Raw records
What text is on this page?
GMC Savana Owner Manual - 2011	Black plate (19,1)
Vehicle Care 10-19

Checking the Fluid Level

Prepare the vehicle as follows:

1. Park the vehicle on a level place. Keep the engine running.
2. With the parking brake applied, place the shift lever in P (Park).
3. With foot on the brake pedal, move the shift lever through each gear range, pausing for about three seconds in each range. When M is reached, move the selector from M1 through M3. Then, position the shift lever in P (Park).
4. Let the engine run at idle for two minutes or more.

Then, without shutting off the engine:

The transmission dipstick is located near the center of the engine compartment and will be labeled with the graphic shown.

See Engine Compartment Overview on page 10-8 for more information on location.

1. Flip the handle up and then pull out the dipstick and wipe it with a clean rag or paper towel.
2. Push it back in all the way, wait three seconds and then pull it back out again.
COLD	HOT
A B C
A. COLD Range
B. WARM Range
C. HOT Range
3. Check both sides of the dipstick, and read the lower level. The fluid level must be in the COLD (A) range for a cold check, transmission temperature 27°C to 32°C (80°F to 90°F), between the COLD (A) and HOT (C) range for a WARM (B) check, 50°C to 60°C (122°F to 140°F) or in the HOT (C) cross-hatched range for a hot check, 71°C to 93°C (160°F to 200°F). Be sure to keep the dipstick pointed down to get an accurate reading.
==
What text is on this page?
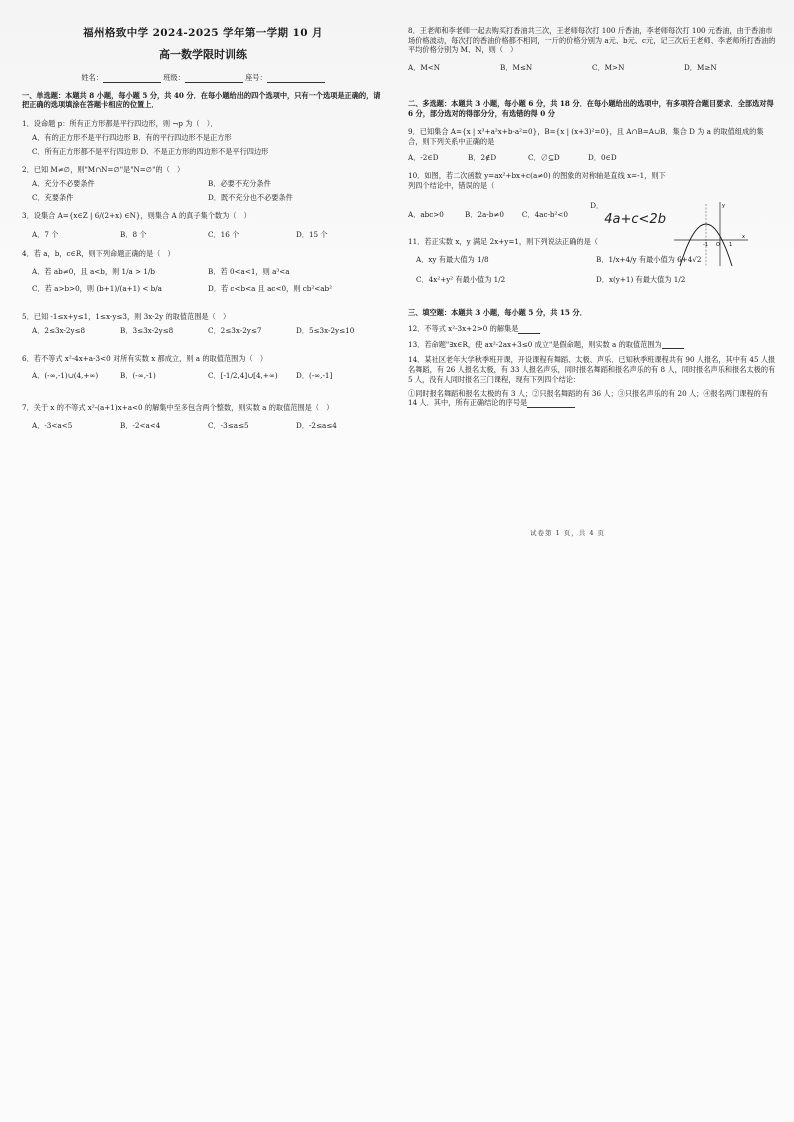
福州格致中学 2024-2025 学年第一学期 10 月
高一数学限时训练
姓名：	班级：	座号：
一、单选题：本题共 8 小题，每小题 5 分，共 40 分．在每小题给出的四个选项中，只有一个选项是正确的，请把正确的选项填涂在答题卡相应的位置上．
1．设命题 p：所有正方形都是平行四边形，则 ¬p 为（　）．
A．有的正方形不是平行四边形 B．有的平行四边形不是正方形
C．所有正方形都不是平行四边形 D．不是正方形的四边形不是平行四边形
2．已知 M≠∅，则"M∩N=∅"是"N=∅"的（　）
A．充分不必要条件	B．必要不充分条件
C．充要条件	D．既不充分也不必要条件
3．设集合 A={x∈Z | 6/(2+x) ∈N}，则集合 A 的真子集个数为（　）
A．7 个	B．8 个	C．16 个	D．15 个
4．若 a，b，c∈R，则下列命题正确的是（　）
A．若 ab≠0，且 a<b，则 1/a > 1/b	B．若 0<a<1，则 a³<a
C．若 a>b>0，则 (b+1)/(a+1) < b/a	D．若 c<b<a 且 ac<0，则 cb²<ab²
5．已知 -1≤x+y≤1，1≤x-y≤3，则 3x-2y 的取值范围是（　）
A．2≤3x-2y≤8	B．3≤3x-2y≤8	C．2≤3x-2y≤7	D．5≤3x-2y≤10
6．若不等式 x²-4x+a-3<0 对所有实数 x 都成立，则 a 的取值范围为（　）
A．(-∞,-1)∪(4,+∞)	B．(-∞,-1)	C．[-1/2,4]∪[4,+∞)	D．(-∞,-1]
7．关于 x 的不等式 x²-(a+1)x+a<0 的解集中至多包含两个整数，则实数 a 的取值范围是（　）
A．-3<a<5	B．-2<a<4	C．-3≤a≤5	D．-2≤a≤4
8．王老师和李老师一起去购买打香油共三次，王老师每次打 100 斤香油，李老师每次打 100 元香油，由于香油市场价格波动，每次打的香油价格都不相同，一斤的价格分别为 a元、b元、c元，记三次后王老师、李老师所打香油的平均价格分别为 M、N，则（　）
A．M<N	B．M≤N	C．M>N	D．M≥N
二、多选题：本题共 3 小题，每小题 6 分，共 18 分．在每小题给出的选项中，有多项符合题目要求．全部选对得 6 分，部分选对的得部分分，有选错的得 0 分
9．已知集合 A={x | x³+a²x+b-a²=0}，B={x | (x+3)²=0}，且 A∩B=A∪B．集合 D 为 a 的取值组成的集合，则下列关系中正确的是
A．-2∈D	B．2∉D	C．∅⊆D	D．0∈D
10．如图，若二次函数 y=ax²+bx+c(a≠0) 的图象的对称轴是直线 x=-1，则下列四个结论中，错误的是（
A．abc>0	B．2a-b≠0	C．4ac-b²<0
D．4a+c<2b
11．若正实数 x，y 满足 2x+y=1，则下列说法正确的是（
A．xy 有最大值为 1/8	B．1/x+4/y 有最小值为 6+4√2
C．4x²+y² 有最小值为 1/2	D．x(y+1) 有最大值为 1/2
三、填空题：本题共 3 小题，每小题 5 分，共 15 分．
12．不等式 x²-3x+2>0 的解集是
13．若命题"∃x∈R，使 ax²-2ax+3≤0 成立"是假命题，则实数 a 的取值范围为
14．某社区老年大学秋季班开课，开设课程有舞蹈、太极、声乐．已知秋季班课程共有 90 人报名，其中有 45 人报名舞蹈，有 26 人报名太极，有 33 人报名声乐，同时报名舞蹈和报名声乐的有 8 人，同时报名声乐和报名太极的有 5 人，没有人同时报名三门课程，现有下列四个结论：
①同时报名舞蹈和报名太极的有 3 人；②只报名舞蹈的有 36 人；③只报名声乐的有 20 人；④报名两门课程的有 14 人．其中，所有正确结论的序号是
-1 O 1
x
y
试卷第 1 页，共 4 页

What is expected
Filter the entries down to the lines with the word "WARM" in them.

Answer in full
B. WARM Range
3. Check both sides of the dipstick, and read the lower level. The fluid level must be in the COLD (A) range for a cold check, transmission temperature 27°C to 32°C (80°F to 90°F), between the COLD (A) and HOT (C) range for a WARM (B) check, 50°C to 60°C (122°F to 140°F) or in the HOT (C) cross-hatched range for a hot check, 71°C to 93°C (160°F to 200°F). Be sure to keep the dipstick pointed down to get an accurate reading.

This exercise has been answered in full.